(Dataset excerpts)

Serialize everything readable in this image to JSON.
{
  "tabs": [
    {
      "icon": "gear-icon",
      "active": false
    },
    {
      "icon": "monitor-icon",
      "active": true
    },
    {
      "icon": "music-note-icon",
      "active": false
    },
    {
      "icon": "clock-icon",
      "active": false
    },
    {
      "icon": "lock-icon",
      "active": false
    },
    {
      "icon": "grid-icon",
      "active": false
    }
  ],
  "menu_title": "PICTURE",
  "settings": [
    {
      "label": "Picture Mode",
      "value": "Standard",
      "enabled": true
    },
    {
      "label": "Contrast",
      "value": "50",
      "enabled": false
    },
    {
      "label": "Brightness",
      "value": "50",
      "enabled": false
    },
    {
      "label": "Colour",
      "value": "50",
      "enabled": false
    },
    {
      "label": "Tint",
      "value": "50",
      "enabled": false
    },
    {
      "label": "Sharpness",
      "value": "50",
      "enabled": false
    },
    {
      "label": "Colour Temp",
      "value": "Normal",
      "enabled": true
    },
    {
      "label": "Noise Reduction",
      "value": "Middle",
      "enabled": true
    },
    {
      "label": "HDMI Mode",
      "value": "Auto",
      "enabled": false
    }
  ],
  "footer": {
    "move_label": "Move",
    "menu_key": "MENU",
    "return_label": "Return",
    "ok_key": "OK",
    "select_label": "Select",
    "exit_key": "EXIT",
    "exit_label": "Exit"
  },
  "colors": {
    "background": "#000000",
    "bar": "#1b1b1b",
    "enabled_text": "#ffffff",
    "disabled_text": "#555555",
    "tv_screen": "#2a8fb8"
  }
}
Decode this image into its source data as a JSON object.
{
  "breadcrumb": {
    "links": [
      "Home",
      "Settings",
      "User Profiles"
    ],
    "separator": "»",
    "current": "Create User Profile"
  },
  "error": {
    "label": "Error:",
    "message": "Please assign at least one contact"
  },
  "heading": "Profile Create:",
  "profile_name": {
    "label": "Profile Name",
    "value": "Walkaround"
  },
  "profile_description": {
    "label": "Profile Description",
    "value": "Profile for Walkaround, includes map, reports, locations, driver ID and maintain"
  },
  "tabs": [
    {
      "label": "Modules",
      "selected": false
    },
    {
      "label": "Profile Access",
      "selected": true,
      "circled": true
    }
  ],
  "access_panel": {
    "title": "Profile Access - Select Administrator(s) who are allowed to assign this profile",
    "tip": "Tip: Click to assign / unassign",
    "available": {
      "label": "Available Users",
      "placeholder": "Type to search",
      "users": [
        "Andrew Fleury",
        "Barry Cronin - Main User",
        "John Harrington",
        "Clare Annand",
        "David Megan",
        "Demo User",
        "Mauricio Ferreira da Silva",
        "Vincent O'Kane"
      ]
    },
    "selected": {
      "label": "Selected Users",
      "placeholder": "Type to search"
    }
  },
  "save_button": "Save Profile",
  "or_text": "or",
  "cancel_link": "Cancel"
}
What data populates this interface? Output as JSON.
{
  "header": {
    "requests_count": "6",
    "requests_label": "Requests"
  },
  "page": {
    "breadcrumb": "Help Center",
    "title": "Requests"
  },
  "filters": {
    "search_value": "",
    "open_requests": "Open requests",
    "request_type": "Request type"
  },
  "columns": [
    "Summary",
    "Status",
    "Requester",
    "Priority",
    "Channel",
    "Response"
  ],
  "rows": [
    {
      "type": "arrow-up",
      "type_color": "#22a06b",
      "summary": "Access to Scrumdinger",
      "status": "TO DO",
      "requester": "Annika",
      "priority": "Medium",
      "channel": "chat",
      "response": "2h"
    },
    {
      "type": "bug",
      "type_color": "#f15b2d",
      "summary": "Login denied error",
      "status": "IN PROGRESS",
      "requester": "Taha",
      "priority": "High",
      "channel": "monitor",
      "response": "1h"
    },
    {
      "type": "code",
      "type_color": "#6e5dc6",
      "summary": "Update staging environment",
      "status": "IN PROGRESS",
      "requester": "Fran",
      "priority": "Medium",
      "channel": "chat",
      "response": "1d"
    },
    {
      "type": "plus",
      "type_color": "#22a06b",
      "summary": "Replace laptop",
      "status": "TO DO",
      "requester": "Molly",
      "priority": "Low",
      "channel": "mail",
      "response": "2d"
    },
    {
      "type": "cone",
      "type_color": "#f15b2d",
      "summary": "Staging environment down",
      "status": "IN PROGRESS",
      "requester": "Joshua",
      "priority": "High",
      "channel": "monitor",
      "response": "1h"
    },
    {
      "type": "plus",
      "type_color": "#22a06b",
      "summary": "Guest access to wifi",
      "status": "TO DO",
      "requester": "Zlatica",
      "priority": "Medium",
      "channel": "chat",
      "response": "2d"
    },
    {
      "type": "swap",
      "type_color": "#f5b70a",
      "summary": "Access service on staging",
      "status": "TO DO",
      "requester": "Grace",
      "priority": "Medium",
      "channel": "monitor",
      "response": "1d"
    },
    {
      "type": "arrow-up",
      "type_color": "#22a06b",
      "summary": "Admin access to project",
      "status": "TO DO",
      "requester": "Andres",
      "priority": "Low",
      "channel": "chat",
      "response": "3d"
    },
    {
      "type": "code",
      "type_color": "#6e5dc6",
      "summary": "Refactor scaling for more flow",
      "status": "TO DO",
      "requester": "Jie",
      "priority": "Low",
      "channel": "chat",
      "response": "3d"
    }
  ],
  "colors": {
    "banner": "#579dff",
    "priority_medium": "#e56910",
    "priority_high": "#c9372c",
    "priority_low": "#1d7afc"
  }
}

[Exercise prompt] Recopy all the lines exactly as they appear.

[Written answer]
Serialize everything readable in this image to JSON.
{
  "tabs": [
    {
      "icon": "gear-icon",
      "active": false
    },
    {
      "icon": "monitor-icon",
      "active": true
    },
    {
      "icon": "music-note-icon",
      "active": false
    },
    {
      "icon": "clock-icon",
      "active": false
    },
    {
      "icon": "lock-icon",
      "active": false
    },
    {
      "icon": "grid-icon",
      "active": false
    }
  ],
  "menu_title": "PICTURE",
  "settings": [
    {
      "label": "Picture Mode",
      "value": "Standard",
      "enabled": true
    },
    {
      "label": "Contrast",
      "value": "50",
      "enabled": false
    },
    {
      "label": "Brightness",
      "value": "50",
      "enabled": false
    },
    {
      "label": "Colour",
      "value": "50",
      "enabled": false
    },
    {
      "label": "Tint",
      "value": "50",
      "enabled": false
    },
    {
      "label": "Sharpness",
      "value": "50",
      "enabled": false
    },
    {
      "label": "Colour Temp",
      "value": "Normal",
      "enabled": true
    },
    {
      "label": "Noise Reduction",
      "value": "Middle",
      "enabled": true
    },
    {
      "label": "HDMI Mode",
      "value": "Auto",
      "enabled": false
    }
  ],
  "footer": {
    "move_label": "Move",
    "menu_key": "MENU",
    "return_label": "Return",
    "ok_key": "OK",
    "select_label": "Select",
    "exit_key": "EXIT",
    "exit_label": "Exit"
  },
  "colors": {
    "background": "#000000",
    "bar": "#1b1b1b",
    "enabled_text": "#ffffff",
    "disabled_text": "#555555",
    "tv_screen": "#2a8fb8"
  }
}
Decode this image into its source data as a JSON object.
{
  "breadcrumb": {
    "links": [
      "Home",
      "Settings",
      "User Profiles"
    ],
    "separator": "»",
    "current": "Create User Profile"
  },
  "error": {
    "label": "Error:",
    "message": "Please assign at least one contact"
  },
  "heading": "Profile Create:",
  "profile_name": {
    "label": "Profile Name",
    "value": "Walkaround"
  },
  "profile_description": {
    "label": "Profile Description",
    "value": "Profile for Walkaround, includes map, reports, locations, driver ID and maintain"
  },
  "tabs": [
    {
      "label": "Modules",
      "selected": false
    },
    {
      "label": "Profile Access",
      "selected": true,
      "circled": true
    }
  ],
  "access_panel": {
    "title": "Profile Access - Select Administrator(s) who are allowed to assign this profile",
    "tip": "Tip: Click to assign / unassign",
    "available": {
      "label": "Available Users",
      "placeholder": "Type to search",
      "users": [
        "Andrew Fleury",
        "Barry Cronin - Main User",
        "John Harrington",
        "Clare Annand",
        "David Megan",
        "Demo User",
        "Mauricio Ferreira da Silva",
        "Vincent O'Kane"
      ]
    },
    "selected": {
      "label": "Selected Users",
      "placeholder": "Type to search"
    }
  },
  "save_button": "Save Profile",
  "or_text": "or",
  "cancel_link": "Cancel"
}
What data populates this interface? Output as JSON.
{
  "header": {
    "requests_count": "6",
    "requests_label": "Requests"
  },
  "page": {
    "breadcrumb": "Help Center",
    "title": "Requests"
  },
  "filters": {
    "search_value": "",
    "open_requests": "Open requests",
    "request_type": "Request type"
  },
  "columns": [
    "Summary",
    "Status",
    "Requester",
    "Priority",
    "Channel",
    "Response"
  ],
  "rows": [
    {
      "type": "arrow-up",
      "type_color": "#22a06b",
      "summary": "Access to Scrumdinger",
      "status": "TO DO",
      "requester": "Annika",
      "priority": "Medium",
      "channel": "chat",
      "response": "2h"
    },
    {
      "type": "bug",
      "type_color": "#f15b2d",
      "summary": "Login denied error",
      "status": "IN PROGRESS",
      "requester": "Taha",
      "priority": "High",
      "channel": "monitor",
      "response": "1h"
    },
    {
      "type": "code",
      "type_color": "#6e5dc6",
      "summary": "Update staging environment",
      "status": "IN PROGRESS",
      "requester": "Fran",
      "priority": "Medium",
      "channel": "chat",
      "response": "1d"
    },
    {
      "type": "plus",
      "type_color": "#22a06b",
      "summary": "Replace laptop",
      "status": "TO DO",
      "requester": "Molly",
      "priority": "Low",
      "channel": "mail",
      "response": "2d"
    },
    {
      "type": "cone",
      "type_color": "#f15b2d",
      "summary": "Staging environment down",
      "status": "IN PROGRESS",
      "requester": "Joshua",
      "priority": "High",
      "channel": "monitor",
      "response": "1h"
    },
    {
      "type": "plus",
      "type_color": "#22a06b",
      "summary": "Guest access to wifi",
      "status": "TO DO",
      "requester": "Zlatica",
      "priority": "Medium",
      "channel": "chat",
      "response": "2d"
    },
    {
      "type": "swap",
      "type_color": "#f5b70a",
      "summary": "Access service on staging",
      "status": "TO DO",
      "requester": "Grace",
      "priority": "Medium",
      "channel": "monitor",
      "response": "1d"
    },
    {
      "type": "arrow-up",
      "type_color": "#22a06b",
      "summary": "Admin access to project",
      "status": "TO DO",
      "requester": "Andres",
      "priority": "Low",
      "channel": "chat",
      "response": "3d"
    },
    {
      "type": "code",
      "type_color": "#6e5dc6",
      "summary": "Refactor scaling for more flow",
      "status": "TO DO",
      "requester": "Jie",
      "priority": "Low",
      "channel": "chat",
      "response": "3d"
    }
  ],
  "colors": {
    "banner": "#579dff",
    "priority_medium": "#e56910",
    "priority_high": "#c9372c",
    "priority_low": "#1d7afc"
  }
}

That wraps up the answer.